Make an exact copy of all the data.

----- Source material -----

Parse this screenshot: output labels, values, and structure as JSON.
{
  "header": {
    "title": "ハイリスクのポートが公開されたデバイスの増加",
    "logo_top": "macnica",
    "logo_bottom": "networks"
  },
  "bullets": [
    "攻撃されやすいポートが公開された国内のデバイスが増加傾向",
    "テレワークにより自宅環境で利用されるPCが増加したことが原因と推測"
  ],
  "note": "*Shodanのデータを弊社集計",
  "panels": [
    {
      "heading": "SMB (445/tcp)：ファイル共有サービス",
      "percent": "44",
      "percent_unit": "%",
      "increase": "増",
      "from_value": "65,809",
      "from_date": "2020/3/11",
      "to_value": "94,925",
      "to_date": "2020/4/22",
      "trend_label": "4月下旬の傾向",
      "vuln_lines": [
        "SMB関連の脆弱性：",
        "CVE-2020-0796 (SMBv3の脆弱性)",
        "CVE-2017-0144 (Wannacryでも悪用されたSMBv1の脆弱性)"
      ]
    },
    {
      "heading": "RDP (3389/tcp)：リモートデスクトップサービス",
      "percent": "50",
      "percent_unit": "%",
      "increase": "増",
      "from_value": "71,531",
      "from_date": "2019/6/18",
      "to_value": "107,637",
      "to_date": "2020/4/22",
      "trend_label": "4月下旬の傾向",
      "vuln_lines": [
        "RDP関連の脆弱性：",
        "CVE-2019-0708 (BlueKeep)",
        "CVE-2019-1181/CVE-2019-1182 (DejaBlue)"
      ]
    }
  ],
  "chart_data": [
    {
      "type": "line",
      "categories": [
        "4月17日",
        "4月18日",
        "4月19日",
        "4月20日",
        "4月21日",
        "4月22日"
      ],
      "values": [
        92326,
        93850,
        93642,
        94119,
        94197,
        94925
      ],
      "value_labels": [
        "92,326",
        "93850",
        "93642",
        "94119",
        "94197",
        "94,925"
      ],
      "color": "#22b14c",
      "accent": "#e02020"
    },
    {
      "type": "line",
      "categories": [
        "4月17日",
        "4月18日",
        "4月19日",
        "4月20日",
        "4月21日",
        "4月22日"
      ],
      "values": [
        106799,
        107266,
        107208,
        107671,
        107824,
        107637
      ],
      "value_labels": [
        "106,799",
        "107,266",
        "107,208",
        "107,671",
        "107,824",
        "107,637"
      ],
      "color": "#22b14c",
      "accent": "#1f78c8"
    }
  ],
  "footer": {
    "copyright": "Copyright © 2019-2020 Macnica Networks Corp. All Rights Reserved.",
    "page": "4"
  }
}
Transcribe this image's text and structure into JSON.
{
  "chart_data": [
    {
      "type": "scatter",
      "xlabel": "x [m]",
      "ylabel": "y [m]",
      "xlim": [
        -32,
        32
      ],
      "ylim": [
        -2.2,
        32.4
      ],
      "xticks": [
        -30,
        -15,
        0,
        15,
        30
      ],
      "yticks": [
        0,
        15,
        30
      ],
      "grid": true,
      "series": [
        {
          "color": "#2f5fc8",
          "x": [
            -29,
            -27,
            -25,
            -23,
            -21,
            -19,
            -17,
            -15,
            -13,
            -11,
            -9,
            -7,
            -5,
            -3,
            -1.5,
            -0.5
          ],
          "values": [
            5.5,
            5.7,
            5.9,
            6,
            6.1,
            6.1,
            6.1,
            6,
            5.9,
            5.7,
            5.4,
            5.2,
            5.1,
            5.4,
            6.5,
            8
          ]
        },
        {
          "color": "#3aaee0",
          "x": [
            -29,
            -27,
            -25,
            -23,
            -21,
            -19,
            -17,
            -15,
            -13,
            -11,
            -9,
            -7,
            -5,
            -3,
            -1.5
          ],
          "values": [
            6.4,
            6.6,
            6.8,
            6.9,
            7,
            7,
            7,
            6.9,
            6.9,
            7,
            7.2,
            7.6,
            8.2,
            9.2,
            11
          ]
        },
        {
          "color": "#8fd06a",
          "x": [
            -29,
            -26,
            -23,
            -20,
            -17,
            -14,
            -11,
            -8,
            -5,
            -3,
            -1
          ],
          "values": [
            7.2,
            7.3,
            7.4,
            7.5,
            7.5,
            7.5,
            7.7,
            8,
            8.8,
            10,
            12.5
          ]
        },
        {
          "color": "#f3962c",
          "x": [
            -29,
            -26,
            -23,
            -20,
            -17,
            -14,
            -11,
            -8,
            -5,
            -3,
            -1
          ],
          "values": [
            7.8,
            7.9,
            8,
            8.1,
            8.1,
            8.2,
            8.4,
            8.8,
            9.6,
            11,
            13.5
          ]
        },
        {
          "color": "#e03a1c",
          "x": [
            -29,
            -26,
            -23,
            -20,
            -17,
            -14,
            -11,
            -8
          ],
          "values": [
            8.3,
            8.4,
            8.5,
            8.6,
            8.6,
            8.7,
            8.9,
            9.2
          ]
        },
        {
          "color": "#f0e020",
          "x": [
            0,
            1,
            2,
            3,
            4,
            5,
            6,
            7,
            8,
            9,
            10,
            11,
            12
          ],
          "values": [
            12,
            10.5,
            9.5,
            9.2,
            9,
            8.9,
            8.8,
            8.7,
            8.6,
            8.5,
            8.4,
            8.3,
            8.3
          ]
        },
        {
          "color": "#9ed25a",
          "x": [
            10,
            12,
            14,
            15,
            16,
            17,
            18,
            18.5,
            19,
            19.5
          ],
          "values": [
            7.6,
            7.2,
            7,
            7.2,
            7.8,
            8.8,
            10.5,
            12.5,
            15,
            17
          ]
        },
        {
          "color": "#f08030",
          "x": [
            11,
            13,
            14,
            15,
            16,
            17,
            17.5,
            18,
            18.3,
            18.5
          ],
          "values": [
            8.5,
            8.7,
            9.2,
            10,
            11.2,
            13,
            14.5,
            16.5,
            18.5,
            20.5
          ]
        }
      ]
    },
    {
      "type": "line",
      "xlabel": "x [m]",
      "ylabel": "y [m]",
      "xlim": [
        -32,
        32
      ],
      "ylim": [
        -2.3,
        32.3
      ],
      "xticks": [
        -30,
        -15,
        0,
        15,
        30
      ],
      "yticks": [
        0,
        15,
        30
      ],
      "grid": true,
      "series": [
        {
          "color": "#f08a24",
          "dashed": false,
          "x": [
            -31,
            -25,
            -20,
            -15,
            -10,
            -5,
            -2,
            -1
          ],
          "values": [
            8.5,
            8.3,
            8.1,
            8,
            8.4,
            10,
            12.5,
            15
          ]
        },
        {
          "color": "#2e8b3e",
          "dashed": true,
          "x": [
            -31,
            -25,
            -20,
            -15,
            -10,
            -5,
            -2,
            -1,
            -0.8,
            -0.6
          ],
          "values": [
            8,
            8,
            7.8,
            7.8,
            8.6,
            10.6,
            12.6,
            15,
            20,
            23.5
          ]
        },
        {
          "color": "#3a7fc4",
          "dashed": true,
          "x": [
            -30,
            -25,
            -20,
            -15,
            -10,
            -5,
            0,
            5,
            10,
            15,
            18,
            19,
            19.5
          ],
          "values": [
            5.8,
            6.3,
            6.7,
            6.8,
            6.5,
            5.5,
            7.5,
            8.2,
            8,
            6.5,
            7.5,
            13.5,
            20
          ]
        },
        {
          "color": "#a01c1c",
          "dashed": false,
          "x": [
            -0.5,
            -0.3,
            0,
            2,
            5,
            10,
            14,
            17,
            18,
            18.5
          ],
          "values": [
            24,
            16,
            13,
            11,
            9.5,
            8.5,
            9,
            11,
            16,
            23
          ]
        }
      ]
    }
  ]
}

-----

* _Exercise answer_:
Parse this screenshot: output labels, values, and structure as JSON.
{
  "header": {
    "title": "ハイリスクのポートが公開されたデバイスの増加",
    "logo_top": "macnica",
    "logo_bottom": "networks"
  },
  "bullets": [
    "攻撃されやすいポートが公開された国内のデバイスが増加傾向",
    "テレワークにより自宅環境で利用されるPCが増加したことが原因と推測"
  ],
  "note": "*Shodanのデータを弊社集計",
  "panels": [
    {
      "heading": "SMB (445/tcp)：ファイル共有サービス",
      "percent": "44",
      "percent_unit": "%",
      "increase": "増",
      "from_value": "65,809",
      "from_date": "2020/3/11",
      "to_value": "94,925",
      "to_date": "2020/4/22",
      "trend_label": "4月下旬の傾向",
      "vuln_lines": [
        "SMB関連の脆弱性：",
        "CVE-2020-0796 (SMBv3の脆弱性)",
        "CVE-2017-0144 (Wannacryでも悪用されたSMBv1の脆弱性)"
      ]
    },
    {
      "heading": "RDP (3389/tcp)：リモートデスクトップサービス",
      "percent": "50",
      "percent_unit": "%",
      "increase": "増",
      "from_value": "71,531",
      "from_date": "2019/6/18",
      "to_value": "107,637",
      "to_date": "2020/4/22",
      "trend_label": "4月下旬の傾向",
      "vuln_lines": [
        "RDP関連の脆弱性：",
        "CVE-2019-0708 (BlueKeep)",
        "CVE-2019-1181/CVE-2019-1182 (DejaBlue)"
      ]
    }
  ],
  "chart_data": [
    {
      "type": "line",
      "categories": [
        "4月17日",
        "4月18日",
        "4月19日",
        "4月20日",
        "4月21日",
        "4月22日"
      ],
      "values": [
        92326,
        93850,
        93642,
        94119,
        94197,
        94925
      ],
      "value_labels": [
        "92,326",
        "93850",
        "93642",
        "94119",
        "94197",
        "94,925"
      ],
      "color": "#22b14c",
      "accent": "#e02020"
    },
    {
      "type": "line",
      "categories": [
        "4月17日",
        "4月18日",
        "4月19日",
        "4月20日",
        "4月21日",
        "4月22日"
      ],
      "values": [
        106799,
        107266,
        107208,
        107671,
        107824,
        107637
      ],
      "value_labels": [
        "106,799",
        "107,266",
        "107,208",
        "107,671",
        "107,824",
        "107,637"
      ],
      "color": "#22b14c",
      "accent": "#1f78c8"
    }
  ],
  "footer": {
    "copyright": "Copyright © 2019-2020 Macnica Networks Corp. All Rights Reserved.",
    "page": "4"
  }
}
Transcribe this image's text and structure into JSON.
{
  "chart_data": [
    {
      "type": "scatter",
      "xlabel": "x [m]",
      "ylabel": "y [m]",
      "xlim": [
        -32,
        32
      ],
      "ylim": [
        -2.2,
        32.4
      ],
      "xticks": [
        -30,
        -15,
        0,
        15,
        30
      ],
      "yticks": [
        0,
        15,
        30
      ],
      "grid": true,
      "series": [
        {
          "color": "#2f5fc8",
          "x": [
            -29,
            -27,
            -25,
            -23,
            -21,
            -19,
            -17,
            -15,
            -13,
            -11,
            -9,
            -7,
            -5,
            -3,
            -1.5,
            -0.5
          ],
          "values": [
            5.5,
            5.7,
            5.9,
            6,
            6.1,
            6.1,
            6.1,
            6,
            5.9,
            5.7,
            5.4,
            5.2,
            5.1,
            5.4,
            6.5,
            8
          ]
        },
        {
          "color": "#3aaee0",
          "x": [
            -29,
            -27,
            -25,
            -23,
            -21,
            -19,
            -17,
            -15,
            -13,
            -11,
            -9,
            -7,
            -5,
            -3,
            -1.5
          ],
          "values": [
            6.4,
            6.6,
            6.8,
            6.9,
            7,
            7,
            7,
            6.9,
            6.9,
            7,
            7.2,
            7.6,
            8.2,
            9.2,
            11
          ]
        },
        {
          "color": "#8fd06a",
          "x": [
            -29,
            -26,
            -23,
            -20,
            -17,
            -14,
            -11,
            -8,
            -5,
            -3,
            -1
          ],
          "values": [
            7.2,
            7.3,
            7.4,
            7.5,
            7.5,
            7.5,
            7.7,
            8,
            8.8,
            10,
            12.5
          ]
        },
        {
          "color": "#f3962c",
          "x": [
            -29,
            -26,
            -23,
            -20,
            -17,
            -14,
            -11,
            -8,
            -5,
            -3,
            -1
          ],
          "values": [
            7.8,
            7.9,
            8,
            8.1,
            8.1,
            8.2,
            8.4,
            8.8,
            9.6,
            11,
            13.5
          ]
        },
        {
          "color": "#e03a1c",
          "x": [
            -29,
            -26,
            -23,
            -20,
            -17,
            -14,
            -11,
            -8
          ],
          "values": [
            8.3,
            8.4,
            8.5,
            8.6,
            8.6,
            8.7,
            8.9,
            9.2
          ]
        },
        {
          "color": "#f0e020",
          "x": [
            0,
            1,
            2,
            3,
            4,
            5,
            6,
            7,
            8,
            9,
            10,
            11,
            12
          ],
          "values": [
            12,
            10.5,
            9.5,
            9.2,
            9,
            8.9,
            8.8,
            8.7,
            8.6,
            8.5,
            8.4,
            8.3,
            8.3
          ]
        },
        {
          "color": "#9ed25a",
          "x": [
            10,
            12,
            14,
            15,
            16,
            17,
            18,
            18.5,
            19,
            19.5
          ],
          "values": [
            7.6,
            7.2,
            7,
            7.2,
            7.8,
            8.8,
            10.5,
            12.5,
            15,
            17
          ]
        },
        {
          "color": "#f08030",
          "x": [
            11,
            13,
            14,
            15,
            16,
            17,
            17.5,
            18,
            18.3,
            18.5
          ],
          "values": [
            8.5,
            8.7,
            9.2,
            10,
            11.2,
            13,
            14.5,
            16.5,
            18.5,
            20.5
          ]
        }
      ]
    },
    {
      "type": "line",
      "xlabel": "x [m]",
      "ylabel": "y [m]",
      "xlim": [
        -32,
        32
      ],
      "ylim": [
        -2.3,
        32.3
      ],
      "xticks": [
        -30,
        -15,
        0,
        15,
        30
      ],
      "yticks": [
        0,
        15,
        30
      ],
      "grid": true,
      "series": [
        {
          "color": "#f08a24",
          "dashed": false,
          "x": [
            -31,
            -25,
            -20,
            -15,
            -10,
            -5,
            -2,
            -1
          ],
          "values": [
            8.5,
            8.3,
            8.1,
            8,
            8.4,
            10,
            12.5,
            15
          ]
        },
        {
          "color": "#2e8b3e",
          "dashed": true,
          "x": [
            -31,
            -25,
            -20,
            -15,
            -10,
            -5,
            -2,
            -1,
            -0.8,
            -0.6
          ],
          "values": [
            8,
            8,
            7.8,
            7.8,
            8.6,
            10.6,
            12.6,
            15,
            20,
            23.5
          ]
        },
        {
          "color": "#3a7fc4",
          "dashed": true,
          "x": [
            -30,
            -25,
            -20,
            -15,
            -10,
            -5,
            0,
            5,
            10,
            15,
            18,
            19,
            19.5
          ],
          "values": [
            5.8,
            6.3,
            6.7,
            6.8,
            6.5,
            5.5,
            7.5,
            8.2,
            8,
            6.5,
            7.5,
            13.5,
            20
          ]
        },
        {
          "color": "#a01c1c",
          "dashed": false,
          "x": [
            -0.5,
            -0.3,
            0,
            2,
            5,
            10,
            14,
            17,
            18,
            18.5
          ],
          "values": [
            24,
            16,
            13,
            11,
            9.5,
            8.5,
            9,
            11,
            16,
            23
          ]
        }
      ]
    }
  ]
}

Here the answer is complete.